### [Directive]
Among the entries below, count the lines that contain the word "Configuration". Write down only the total.

>> BEGIN Records to use

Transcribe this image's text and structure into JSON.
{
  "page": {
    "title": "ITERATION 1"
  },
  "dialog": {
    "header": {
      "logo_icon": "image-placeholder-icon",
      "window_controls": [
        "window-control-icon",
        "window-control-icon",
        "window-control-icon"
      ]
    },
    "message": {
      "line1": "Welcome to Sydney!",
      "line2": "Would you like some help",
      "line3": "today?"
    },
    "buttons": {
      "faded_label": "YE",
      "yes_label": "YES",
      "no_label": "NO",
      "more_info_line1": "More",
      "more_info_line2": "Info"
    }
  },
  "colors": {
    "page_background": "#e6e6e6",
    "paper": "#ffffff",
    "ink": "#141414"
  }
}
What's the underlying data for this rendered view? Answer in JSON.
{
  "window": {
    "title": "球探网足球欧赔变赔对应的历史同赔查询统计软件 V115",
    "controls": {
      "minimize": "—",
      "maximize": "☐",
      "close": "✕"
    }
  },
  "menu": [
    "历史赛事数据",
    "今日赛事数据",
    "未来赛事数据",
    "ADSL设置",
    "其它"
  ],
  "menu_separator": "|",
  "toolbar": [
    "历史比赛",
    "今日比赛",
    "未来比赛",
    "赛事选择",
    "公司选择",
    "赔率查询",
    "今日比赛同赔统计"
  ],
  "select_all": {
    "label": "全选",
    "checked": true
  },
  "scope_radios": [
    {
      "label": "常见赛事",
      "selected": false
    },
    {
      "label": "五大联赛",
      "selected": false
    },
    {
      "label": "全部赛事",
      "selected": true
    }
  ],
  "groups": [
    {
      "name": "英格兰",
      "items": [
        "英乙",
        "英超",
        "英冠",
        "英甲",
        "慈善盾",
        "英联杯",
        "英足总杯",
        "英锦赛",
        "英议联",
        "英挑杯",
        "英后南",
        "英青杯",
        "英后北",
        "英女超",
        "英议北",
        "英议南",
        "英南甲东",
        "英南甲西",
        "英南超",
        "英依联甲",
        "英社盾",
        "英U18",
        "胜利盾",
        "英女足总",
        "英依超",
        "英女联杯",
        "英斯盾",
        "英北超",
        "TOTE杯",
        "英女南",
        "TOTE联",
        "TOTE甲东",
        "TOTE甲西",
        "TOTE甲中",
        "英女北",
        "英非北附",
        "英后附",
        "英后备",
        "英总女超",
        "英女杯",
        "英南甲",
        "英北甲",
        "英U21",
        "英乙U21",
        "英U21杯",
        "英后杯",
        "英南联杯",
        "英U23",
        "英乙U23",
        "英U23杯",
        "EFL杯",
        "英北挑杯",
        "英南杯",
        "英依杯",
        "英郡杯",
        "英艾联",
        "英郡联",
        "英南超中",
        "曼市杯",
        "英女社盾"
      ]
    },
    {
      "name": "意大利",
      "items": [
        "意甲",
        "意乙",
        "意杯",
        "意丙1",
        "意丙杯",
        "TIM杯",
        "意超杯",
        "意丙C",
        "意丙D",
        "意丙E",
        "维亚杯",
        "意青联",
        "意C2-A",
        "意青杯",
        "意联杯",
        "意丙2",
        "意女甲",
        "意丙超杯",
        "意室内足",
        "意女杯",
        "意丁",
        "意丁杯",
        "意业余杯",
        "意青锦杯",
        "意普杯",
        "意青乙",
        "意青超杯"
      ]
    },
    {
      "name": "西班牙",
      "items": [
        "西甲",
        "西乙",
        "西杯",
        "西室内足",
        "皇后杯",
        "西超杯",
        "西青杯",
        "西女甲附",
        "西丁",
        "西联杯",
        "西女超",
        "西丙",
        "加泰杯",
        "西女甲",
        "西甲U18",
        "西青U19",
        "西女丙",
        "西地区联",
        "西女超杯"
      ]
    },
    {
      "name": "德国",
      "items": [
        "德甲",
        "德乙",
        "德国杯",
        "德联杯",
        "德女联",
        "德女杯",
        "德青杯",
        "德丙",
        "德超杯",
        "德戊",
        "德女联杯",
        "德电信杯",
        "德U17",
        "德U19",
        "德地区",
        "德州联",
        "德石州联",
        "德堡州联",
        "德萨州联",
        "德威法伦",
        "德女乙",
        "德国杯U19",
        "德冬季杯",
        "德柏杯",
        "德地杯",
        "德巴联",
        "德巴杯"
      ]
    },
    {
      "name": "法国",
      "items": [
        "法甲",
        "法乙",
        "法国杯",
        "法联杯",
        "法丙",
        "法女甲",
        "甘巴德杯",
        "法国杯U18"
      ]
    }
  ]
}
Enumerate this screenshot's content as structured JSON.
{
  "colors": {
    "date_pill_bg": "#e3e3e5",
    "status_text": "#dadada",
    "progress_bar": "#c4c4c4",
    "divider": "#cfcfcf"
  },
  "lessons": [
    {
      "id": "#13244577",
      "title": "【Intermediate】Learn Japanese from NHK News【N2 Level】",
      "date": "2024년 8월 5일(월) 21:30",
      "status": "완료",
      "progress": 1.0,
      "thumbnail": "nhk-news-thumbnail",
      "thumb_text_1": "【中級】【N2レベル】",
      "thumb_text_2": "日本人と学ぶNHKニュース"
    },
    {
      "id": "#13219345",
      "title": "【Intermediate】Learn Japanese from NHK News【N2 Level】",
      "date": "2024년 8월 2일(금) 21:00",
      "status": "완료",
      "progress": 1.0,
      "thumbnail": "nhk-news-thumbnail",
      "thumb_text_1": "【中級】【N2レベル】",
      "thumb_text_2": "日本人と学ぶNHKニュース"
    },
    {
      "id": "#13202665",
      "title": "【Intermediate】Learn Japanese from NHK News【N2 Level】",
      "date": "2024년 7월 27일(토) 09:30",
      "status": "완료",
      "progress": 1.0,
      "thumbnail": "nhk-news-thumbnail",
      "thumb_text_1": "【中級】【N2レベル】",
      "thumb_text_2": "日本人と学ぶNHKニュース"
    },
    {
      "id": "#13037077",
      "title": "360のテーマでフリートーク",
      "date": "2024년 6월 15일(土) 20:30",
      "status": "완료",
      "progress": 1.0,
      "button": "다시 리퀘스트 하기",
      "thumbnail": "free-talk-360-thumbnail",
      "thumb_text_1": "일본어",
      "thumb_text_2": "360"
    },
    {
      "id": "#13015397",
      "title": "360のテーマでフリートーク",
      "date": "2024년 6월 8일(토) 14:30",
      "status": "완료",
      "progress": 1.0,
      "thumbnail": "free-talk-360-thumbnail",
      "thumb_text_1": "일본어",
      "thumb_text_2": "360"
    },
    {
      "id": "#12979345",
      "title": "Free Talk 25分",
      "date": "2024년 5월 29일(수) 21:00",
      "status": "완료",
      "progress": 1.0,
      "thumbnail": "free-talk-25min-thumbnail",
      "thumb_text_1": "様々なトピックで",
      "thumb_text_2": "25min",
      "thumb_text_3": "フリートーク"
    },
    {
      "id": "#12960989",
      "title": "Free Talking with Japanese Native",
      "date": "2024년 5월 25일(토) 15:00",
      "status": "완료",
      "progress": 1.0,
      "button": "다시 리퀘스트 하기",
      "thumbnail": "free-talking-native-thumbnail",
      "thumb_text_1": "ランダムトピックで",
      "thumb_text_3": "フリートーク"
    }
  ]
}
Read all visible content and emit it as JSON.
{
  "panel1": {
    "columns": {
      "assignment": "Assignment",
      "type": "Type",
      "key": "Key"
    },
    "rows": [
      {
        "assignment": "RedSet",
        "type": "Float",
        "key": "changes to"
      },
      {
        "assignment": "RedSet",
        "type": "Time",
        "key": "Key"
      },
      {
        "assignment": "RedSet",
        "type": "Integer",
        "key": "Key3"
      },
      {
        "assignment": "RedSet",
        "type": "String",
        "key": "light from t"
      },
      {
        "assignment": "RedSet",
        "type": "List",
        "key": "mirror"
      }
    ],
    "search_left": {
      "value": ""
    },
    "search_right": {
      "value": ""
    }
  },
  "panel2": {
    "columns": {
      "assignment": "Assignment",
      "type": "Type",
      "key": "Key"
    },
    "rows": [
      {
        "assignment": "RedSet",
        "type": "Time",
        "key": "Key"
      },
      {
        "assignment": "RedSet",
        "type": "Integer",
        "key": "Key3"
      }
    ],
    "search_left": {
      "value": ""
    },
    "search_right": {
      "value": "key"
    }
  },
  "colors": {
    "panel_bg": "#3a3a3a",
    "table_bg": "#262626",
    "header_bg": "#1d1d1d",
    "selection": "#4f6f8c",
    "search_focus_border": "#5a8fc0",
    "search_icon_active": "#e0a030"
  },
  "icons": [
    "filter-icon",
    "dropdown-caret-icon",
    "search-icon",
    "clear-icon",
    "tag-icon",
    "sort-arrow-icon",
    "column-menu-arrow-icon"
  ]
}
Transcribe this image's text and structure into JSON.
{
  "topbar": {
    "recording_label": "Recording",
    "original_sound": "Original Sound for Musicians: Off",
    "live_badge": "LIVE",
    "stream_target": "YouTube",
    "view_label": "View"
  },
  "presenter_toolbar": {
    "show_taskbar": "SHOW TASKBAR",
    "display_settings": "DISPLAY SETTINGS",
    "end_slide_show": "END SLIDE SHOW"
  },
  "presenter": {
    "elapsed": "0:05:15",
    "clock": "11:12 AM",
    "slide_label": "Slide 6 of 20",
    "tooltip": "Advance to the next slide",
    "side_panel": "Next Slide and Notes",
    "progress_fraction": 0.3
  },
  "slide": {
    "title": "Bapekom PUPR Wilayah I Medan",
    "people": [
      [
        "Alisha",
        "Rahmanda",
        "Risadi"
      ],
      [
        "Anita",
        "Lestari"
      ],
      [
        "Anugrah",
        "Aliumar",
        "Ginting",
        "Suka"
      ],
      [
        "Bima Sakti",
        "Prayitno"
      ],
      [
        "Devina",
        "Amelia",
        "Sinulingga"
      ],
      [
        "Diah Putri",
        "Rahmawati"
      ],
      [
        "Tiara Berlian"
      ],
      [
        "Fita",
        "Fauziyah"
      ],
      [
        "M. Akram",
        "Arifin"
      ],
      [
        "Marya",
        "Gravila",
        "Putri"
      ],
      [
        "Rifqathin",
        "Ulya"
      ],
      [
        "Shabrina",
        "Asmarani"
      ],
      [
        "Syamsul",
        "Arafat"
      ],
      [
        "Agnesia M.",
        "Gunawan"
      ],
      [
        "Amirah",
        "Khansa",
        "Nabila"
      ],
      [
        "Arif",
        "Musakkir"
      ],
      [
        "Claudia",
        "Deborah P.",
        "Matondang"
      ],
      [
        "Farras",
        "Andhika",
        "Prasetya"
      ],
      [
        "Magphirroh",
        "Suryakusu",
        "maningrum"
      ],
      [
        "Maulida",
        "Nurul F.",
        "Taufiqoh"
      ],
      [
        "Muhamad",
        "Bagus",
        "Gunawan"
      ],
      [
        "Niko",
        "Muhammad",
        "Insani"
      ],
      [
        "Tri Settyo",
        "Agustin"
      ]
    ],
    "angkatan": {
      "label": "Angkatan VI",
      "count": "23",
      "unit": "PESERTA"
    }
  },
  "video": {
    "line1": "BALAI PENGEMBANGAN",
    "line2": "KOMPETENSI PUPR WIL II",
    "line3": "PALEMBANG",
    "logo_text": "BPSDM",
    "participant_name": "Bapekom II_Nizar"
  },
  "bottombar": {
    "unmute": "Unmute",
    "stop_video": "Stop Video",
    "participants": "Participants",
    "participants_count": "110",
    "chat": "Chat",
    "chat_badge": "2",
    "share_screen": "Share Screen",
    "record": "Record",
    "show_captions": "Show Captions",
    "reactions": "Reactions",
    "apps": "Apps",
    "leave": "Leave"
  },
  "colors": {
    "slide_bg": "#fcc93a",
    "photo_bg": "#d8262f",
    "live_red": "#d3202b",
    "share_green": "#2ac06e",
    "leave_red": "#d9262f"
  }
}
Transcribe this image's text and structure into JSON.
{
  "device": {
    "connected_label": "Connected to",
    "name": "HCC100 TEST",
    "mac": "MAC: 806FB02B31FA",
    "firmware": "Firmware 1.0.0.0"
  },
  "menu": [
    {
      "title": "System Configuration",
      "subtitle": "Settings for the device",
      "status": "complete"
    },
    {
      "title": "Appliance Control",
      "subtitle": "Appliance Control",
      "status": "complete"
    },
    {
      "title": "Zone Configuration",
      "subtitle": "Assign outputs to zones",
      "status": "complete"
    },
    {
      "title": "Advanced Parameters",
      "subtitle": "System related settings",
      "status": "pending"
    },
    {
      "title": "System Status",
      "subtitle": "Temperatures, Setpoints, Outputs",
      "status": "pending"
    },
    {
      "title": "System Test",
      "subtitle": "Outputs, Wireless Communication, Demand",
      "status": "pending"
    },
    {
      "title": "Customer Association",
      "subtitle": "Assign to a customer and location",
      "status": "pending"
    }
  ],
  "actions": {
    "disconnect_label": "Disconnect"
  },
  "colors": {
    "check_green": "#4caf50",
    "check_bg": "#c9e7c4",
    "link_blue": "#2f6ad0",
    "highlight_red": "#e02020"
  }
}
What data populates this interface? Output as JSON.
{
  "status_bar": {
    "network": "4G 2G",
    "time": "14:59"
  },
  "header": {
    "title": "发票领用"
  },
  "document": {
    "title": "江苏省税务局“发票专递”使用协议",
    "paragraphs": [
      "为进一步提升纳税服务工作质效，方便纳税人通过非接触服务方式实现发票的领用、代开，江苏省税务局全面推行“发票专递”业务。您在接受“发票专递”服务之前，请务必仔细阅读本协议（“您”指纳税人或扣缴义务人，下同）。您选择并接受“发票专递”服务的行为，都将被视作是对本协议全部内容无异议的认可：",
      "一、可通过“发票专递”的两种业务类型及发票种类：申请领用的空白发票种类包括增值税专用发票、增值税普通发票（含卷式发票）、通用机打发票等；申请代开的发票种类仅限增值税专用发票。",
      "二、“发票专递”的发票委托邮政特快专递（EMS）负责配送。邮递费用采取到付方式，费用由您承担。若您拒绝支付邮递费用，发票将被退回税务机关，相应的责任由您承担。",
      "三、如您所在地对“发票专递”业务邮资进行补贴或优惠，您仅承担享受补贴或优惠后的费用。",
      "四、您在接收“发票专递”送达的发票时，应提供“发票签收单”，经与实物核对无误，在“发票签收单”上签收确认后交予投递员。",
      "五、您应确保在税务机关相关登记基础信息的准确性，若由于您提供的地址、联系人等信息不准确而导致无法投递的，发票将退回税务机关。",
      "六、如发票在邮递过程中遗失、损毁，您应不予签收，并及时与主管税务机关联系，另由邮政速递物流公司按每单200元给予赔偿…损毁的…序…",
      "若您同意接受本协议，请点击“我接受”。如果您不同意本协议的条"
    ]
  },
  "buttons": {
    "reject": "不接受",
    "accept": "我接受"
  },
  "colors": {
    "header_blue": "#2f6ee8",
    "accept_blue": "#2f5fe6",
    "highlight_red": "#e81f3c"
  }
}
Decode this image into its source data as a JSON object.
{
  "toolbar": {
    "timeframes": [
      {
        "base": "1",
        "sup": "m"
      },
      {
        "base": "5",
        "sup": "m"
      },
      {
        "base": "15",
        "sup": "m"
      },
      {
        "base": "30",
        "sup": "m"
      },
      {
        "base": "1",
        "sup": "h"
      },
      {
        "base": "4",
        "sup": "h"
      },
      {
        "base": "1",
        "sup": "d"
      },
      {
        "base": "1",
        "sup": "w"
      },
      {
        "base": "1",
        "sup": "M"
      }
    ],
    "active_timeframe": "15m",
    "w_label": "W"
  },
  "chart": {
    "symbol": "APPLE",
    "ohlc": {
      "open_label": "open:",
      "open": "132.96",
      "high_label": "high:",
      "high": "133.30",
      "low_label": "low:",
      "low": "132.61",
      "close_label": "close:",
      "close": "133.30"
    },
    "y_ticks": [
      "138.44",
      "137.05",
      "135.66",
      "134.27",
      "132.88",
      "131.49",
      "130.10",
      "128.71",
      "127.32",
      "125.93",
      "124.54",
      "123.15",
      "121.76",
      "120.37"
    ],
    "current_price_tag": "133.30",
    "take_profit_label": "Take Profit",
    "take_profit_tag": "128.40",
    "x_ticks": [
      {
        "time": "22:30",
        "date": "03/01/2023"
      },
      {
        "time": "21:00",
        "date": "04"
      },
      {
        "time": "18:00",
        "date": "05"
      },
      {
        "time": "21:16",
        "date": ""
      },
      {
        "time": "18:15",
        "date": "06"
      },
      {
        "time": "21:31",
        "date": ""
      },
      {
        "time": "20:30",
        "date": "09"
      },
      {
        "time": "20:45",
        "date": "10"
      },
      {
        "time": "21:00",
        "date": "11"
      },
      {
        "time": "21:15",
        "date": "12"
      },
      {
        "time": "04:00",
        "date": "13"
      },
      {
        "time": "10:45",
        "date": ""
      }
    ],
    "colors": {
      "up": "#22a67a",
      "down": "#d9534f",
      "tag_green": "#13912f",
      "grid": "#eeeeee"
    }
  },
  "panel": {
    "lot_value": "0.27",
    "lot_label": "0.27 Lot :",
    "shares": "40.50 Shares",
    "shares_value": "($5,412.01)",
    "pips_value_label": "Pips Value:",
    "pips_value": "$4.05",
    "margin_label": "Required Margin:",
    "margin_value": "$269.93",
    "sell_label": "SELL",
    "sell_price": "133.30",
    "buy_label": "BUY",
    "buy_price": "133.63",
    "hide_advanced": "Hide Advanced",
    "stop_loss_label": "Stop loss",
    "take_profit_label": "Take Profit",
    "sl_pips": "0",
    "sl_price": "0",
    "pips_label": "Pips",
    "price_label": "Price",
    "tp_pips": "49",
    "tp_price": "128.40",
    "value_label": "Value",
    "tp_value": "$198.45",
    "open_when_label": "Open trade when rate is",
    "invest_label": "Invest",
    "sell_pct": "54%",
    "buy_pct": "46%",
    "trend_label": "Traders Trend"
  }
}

>> END Records to use

### [Solution to the exercise]
2